# START OF Data

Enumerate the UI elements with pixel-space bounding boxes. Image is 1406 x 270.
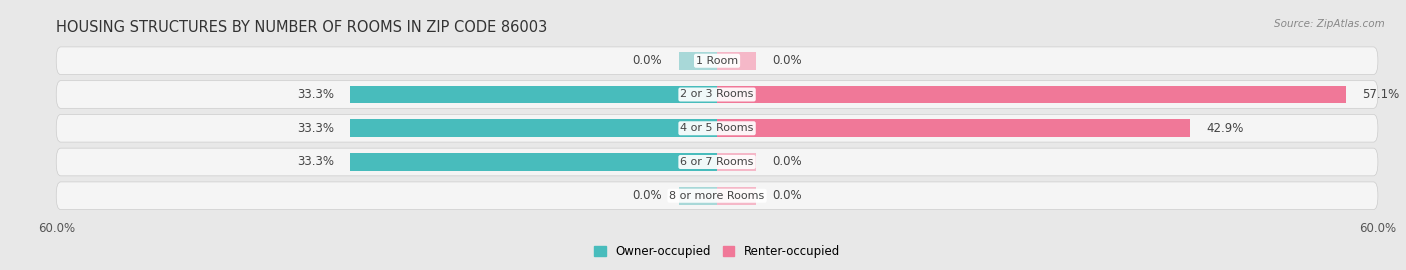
Text: Source: ZipAtlas.com: Source: ZipAtlas.com	[1274, 19, 1385, 29]
FancyBboxPatch shape	[56, 47, 1378, 75]
Text: 6 or 7 Rooms: 6 or 7 Rooms	[681, 157, 754, 167]
Text: 0.0%: 0.0%	[772, 156, 801, 168]
Text: 0.0%: 0.0%	[633, 189, 662, 202]
Text: 57.1%: 57.1%	[1362, 88, 1400, 101]
Bar	[717, 153, 755, 171]
Text: 4 or 5 Rooms: 4 or 5 Rooms	[681, 123, 754, 133]
FancyBboxPatch shape	[56, 148, 1378, 176]
Text: 42.9%: 42.9%	[1206, 122, 1243, 135]
Text: 0.0%: 0.0%	[772, 189, 801, 202]
Text: 1 Room: 1 Room	[696, 56, 738, 66]
Legend: Owner-occupied, Renter-occupied: Owner-occupied, Renter-occupied	[589, 240, 845, 263]
Bar	[679, 187, 717, 204]
Text: 33.3%: 33.3%	[297, 88, 333, 101]
Text: HOUSING STRUCTURES BY NUMBER OF ROOMS IN ZIP CODE 86003: HOUSING STRUCTURES BY NUMBER OF ROOMS IN…	[56, 20, 547, 35]
Text: 8 or more Rooms: 8 or more Rooms	[669, 191, 765, 201]
Text: 0.0%: 0.0%	[772, 54, 801, 67]
Bar	[350, 153, 717, 171]
Text: 33.3%: 33.3%	[297, 122, 333, 135]
Text: 2 or 3 Rooms: 2 or 3 Rooms	[681, 89, 754, 100]
Bar	[717, 52, 755, 69]
Bar	[350, 119, 717, 137]
Bar	[350, 86, 717, 103]
Bar	[717, 187, 755, 204]
Bar	[679, 52, 717, 69]
FancyBboxPatch shape	[56, 81, 1378, 108]
Bar	[717, 119, 1189, 137]
FancyBboxPatch shape	[56, 182, 1378, 210]
Text: 0.0%: 0.0%	[633, 54, 662, 67]
Text: 33.3%: 33.3%	[297, 156, 333, 168]
Bar	[717, 86, 1346, 103]
FancyBboxPatch shape	[56, 114, 1378, 142]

# END OF Data

### Instructions for the task
Give back, unchanged, the lines of the material from the one containing "19, 1385, 29]" through the one containing "Text: 4 or 5", including both of those lines.

### The output
Text: Source: ZipAtlas.com: Source: ZipAtlas.com	[1274, 19, 1385, 29]
FancyBboxPatch shape	[56, 47, 1378, 75]
Text: 6 or 7 Rooms: 6 or 7 Rooms	[681, 157, 754, 167]
Text: 0.0%: 0.0%	[772, 156, 801, 168]
Text: 0.0%: 0.0%	[633, 189, 662, 202]
Text: 57.1%: 57.1%	[1362, 88, 1400, 101]
Bar	[717, 153, 755, 171]
Text: 4 or 5 Rooms: 4 or 5 Rooms	[681, 123, 754, 133]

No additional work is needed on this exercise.